(A block of data)
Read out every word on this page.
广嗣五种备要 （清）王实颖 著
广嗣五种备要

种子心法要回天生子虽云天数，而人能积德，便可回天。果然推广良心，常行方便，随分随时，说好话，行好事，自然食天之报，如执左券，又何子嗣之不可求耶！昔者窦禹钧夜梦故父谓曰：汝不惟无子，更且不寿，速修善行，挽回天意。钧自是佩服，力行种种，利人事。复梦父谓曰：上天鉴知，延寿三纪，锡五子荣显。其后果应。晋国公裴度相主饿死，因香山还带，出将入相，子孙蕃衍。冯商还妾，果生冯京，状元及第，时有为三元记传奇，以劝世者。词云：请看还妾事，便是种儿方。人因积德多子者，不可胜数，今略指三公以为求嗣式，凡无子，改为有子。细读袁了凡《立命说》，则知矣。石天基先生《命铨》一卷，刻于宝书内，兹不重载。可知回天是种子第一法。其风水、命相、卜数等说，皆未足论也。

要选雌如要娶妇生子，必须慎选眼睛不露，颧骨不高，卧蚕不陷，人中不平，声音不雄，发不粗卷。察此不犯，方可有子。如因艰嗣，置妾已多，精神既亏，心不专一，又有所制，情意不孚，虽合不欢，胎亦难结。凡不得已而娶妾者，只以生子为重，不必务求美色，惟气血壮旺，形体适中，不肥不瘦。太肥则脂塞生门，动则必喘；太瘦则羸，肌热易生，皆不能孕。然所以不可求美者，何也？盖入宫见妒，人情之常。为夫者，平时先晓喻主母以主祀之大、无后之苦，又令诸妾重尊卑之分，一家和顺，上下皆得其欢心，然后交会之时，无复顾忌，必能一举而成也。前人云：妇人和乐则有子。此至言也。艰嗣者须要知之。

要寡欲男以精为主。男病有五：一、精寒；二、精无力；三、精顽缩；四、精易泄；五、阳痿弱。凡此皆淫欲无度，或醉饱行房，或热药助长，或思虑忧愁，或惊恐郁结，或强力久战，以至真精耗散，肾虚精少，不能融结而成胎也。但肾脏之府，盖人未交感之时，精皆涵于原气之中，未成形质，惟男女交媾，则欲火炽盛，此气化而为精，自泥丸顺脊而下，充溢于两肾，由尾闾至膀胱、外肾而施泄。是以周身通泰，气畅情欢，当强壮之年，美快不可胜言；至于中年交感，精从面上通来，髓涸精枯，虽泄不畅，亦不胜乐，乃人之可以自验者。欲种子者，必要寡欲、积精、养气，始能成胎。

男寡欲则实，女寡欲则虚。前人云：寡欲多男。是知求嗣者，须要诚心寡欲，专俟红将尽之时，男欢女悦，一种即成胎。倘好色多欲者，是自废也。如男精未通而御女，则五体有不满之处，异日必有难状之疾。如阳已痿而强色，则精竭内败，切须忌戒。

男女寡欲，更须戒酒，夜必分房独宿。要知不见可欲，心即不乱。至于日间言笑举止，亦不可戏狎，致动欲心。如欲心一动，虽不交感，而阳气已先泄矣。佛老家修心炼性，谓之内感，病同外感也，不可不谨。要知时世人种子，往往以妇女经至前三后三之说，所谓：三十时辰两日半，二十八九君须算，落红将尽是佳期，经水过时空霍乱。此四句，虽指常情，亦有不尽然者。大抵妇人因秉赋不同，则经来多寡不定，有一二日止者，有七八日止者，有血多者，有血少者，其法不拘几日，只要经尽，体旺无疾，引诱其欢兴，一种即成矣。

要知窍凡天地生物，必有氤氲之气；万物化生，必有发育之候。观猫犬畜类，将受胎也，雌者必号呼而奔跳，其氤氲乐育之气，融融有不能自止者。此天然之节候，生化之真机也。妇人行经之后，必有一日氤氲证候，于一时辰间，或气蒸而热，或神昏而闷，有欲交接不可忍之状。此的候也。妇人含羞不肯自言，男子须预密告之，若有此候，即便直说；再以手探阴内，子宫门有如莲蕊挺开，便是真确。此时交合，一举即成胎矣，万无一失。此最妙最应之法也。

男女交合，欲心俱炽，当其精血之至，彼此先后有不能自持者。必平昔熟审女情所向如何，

---

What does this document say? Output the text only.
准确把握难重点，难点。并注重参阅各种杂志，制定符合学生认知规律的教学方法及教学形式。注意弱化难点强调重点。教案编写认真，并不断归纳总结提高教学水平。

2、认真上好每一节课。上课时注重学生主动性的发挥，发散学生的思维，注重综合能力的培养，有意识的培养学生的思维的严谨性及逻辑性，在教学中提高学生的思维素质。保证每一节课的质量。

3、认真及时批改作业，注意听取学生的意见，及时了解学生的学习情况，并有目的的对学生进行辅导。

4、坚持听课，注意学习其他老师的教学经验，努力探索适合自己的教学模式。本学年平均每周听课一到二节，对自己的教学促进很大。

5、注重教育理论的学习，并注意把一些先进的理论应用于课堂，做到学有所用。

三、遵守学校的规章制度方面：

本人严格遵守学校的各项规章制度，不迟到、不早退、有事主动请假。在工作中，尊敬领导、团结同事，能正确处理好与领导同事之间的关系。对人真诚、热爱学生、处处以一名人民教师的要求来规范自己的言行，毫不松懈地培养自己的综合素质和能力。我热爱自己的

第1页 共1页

==

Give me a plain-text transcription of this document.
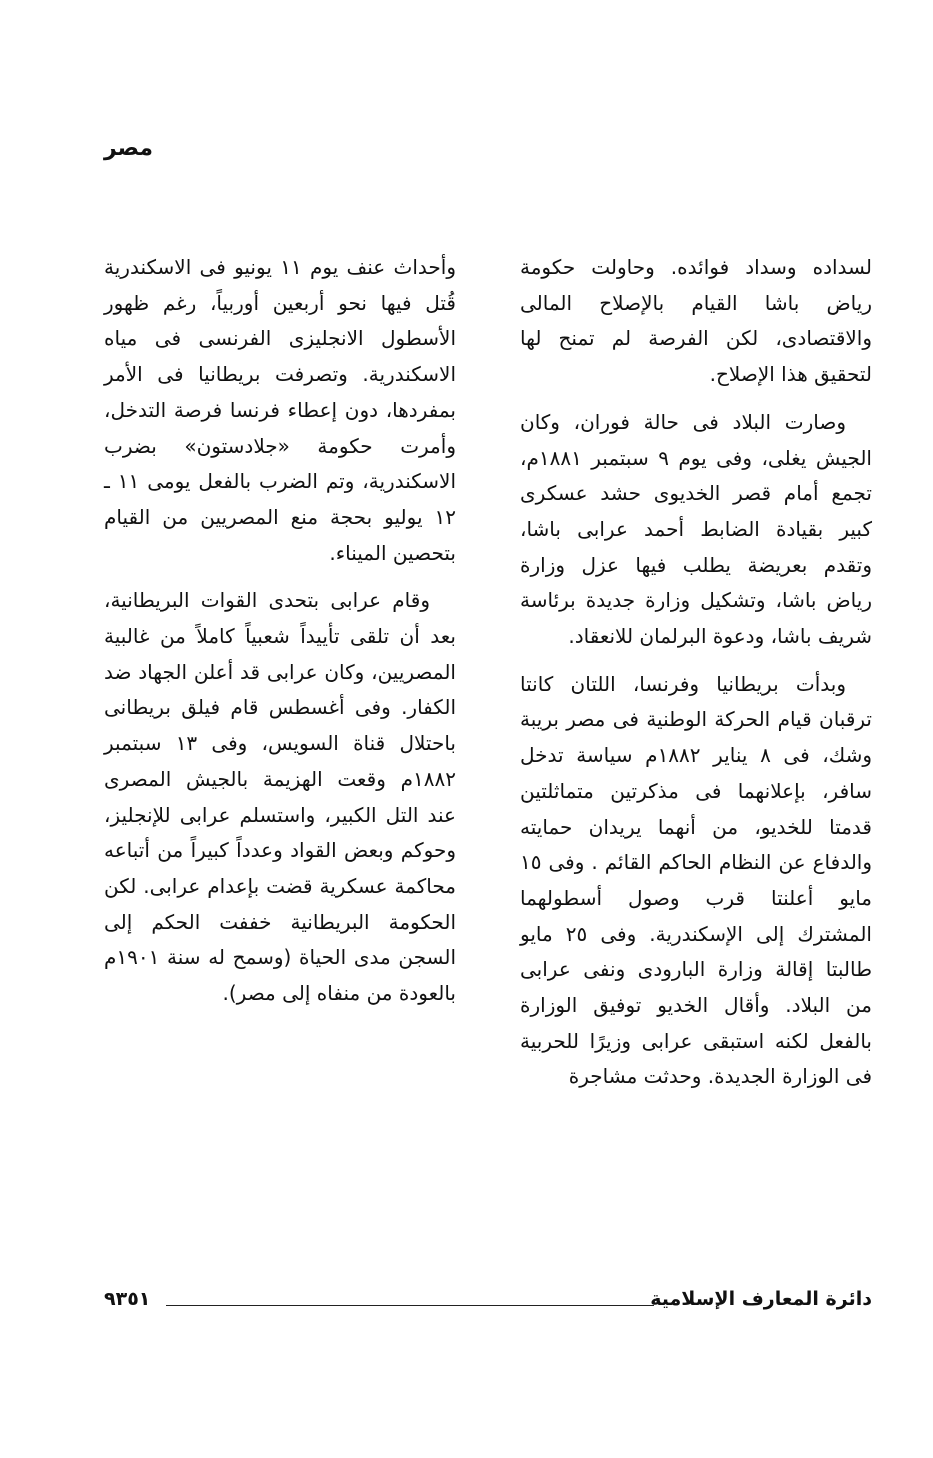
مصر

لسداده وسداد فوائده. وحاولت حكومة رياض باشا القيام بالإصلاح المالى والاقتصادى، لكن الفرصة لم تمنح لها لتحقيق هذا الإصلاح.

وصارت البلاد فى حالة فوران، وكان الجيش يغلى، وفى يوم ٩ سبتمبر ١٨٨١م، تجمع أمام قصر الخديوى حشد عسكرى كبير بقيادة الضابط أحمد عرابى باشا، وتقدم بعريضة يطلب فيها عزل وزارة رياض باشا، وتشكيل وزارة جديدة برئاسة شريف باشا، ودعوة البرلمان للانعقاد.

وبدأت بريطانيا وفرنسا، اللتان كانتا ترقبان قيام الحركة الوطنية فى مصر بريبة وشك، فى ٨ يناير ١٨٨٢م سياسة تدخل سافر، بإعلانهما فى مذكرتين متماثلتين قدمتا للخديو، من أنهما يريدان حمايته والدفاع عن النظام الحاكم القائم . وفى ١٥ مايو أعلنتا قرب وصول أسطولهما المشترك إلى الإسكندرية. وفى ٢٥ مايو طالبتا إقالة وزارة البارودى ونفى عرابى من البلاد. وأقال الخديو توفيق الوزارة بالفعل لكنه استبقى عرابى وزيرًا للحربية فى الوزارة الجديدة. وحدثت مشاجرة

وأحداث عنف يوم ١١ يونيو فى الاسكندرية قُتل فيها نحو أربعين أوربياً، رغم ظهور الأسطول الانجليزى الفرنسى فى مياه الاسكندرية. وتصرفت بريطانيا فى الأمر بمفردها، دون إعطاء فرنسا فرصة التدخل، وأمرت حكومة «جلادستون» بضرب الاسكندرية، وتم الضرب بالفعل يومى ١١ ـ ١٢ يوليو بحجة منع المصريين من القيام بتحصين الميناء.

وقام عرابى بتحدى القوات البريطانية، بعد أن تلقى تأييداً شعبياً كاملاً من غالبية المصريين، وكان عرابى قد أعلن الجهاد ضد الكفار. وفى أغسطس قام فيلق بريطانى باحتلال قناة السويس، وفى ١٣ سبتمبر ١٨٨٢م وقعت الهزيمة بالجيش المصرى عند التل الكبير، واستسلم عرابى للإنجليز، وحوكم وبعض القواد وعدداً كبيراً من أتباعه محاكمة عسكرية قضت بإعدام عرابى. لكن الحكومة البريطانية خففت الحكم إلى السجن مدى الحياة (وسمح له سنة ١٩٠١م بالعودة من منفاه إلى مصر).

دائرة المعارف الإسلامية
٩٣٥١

_Problem details_
Check each line of the records for the word "رياض" and extract those that contain it.

_Task solution_
لسداده وسداد فوائده. وحاولت حكومة رياض باشا القيام بالإصلاح المالى والاقتصادى، لكن الفرصة لم تمنح لها لتحقيق هذا الإصلاح.
وصارت البلاد فى حالة فوران، وكان الجيش يغلى، وفى يوم ٩ سبتمبر ١٨٨١م، تجمع أمام قصر الخديوى حشد عسكرى كبير بقيادة الضابط أحمد عرابى باشا، وتقدم بعريضة يطلب فيها عزل وزارة رياض باشا، وتشكيل وزارة جديدة برئاسة شريف باشا، ودعوة البرلمان للانعقاد.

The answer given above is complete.